## SOURCE DOCUMENT

Going through the Book brought back good memories of the field trips, erasing all the aches and pains of those endless kilometers of walking, getting wet and cold and nearly killed by lightning and of course being eaten alive by a bazillion ferocious mosquitos that bite THROUGH your clothes! Ok, I guess I haven't really forgotten those episodes yet.
A lot of people contributed and worked hard towards making the Book possible. Their names fill up an entire page of the Book, in tiny print. I am most grateful that so many busy volunteers made the time and effort and generously contributed towards the Book. It would not have been possible without them.
Through the Book, I have made many new friends. Alicia was not just the producer of the Book but also a intrepid nature lover who came on many of our field trips and continues to join us in our trips to other shores. I also got a chance to spend time with Eric and others I've only briefly met before. And I spent many pleasant hours with old friends, making new discoveries in adventurous explorations. I have learnt so much from all and I remain overwhelmed by their enthusiasm and ready contributions of their vast experience, stories, photos and more.
I am especially impressed by Marcus. He not only did all the meticulous research, interviewing and getting IDs, but also the relentless field work, taking photos and thereafter writing and re-writing and re-writing and re-writing. And after completing the Book, Marcus continued to support by doing media tours for NEA to promote the Book.

## TO BE DONE
1. Please reproduce the part of the Book excerpt that opens with the words containing "Going through the" and closes with "those episodes yet.".
2. According to the Book excerpt, who was the producer of the Book?
3. List every person named in the Book excerpt.

## STORED DATA
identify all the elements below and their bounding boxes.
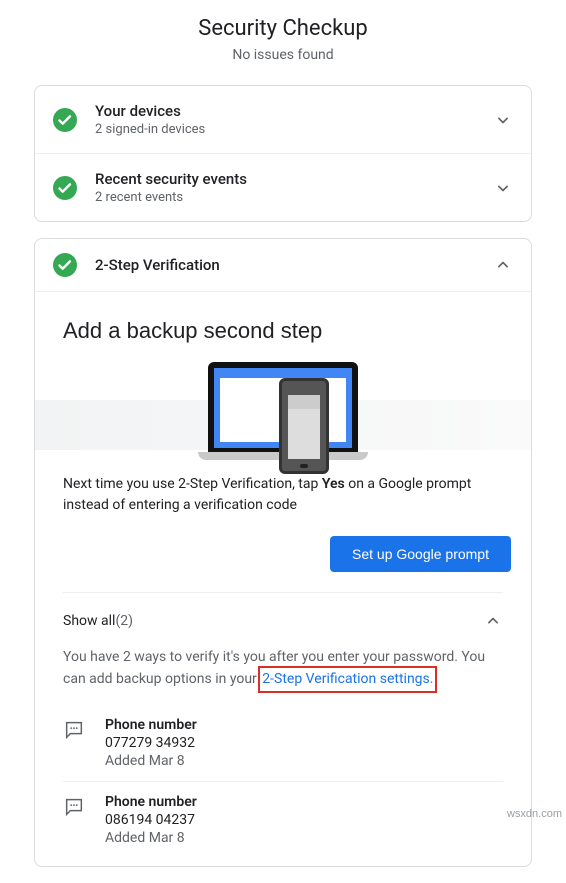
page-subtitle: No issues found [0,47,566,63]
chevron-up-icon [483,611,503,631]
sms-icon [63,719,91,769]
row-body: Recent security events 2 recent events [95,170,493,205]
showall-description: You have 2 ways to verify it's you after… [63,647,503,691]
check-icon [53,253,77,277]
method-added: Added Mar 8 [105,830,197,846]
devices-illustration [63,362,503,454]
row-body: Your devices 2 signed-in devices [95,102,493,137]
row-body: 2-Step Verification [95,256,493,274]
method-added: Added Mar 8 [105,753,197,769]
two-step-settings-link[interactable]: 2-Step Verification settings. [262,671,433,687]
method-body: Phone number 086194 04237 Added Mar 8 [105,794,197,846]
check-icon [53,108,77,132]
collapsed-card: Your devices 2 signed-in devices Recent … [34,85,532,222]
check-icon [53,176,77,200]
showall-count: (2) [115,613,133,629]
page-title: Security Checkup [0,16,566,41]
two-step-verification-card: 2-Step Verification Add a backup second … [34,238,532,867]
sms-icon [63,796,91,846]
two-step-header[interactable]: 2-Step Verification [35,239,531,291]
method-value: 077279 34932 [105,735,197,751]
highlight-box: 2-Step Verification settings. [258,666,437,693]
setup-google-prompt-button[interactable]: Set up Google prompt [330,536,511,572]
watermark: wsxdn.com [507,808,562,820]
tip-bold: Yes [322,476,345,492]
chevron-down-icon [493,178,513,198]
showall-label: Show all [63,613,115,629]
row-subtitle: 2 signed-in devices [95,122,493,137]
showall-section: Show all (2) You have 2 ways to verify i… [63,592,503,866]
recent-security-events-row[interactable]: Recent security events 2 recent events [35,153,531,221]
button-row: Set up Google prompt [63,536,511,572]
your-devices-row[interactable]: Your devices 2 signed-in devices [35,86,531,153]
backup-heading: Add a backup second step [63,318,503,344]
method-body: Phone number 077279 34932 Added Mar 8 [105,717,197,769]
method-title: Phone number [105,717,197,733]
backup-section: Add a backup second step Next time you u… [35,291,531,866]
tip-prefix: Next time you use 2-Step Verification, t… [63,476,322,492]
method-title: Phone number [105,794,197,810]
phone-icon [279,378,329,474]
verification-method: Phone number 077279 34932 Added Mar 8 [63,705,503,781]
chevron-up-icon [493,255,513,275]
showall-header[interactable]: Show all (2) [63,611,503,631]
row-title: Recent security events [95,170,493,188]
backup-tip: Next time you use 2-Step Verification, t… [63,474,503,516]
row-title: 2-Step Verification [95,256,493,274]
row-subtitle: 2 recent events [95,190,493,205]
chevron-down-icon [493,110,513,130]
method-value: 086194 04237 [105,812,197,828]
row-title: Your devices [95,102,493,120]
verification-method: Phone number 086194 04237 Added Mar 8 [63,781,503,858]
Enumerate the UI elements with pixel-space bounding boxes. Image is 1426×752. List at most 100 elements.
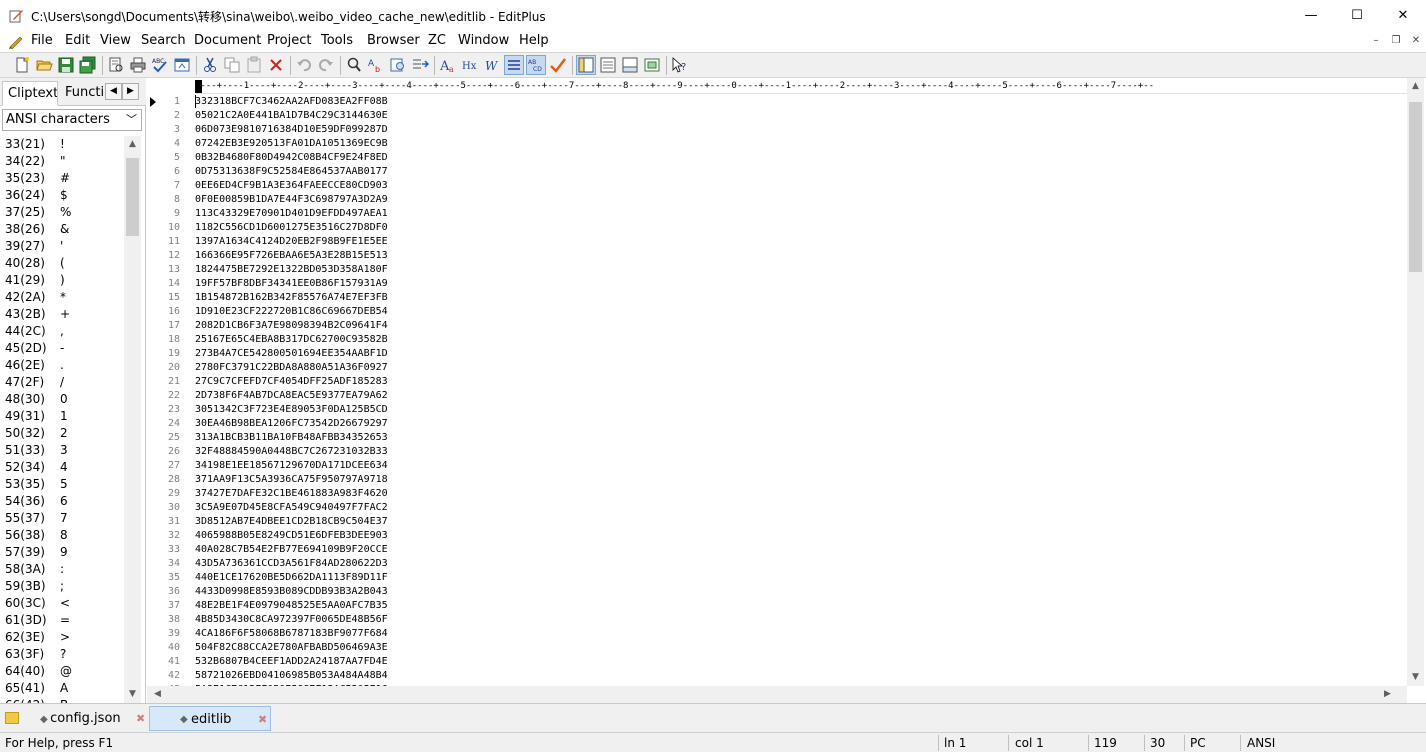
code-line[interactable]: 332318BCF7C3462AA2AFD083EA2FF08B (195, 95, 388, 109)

## OUTPUTS IN ORDER
1.
Going through the Book brought back good memories of the field trips, erasing all the aches and pains of those endless kilometers of walking, getting wet and cold and nearly killed by lightning and of course being eaten alive by a bazillion ferocious mosquitos that bite THROUGH your clothes! Ok, I guess I haven't really forgotten those episodes yet.

2. Alicia

3. Alicia, Eric, Marcus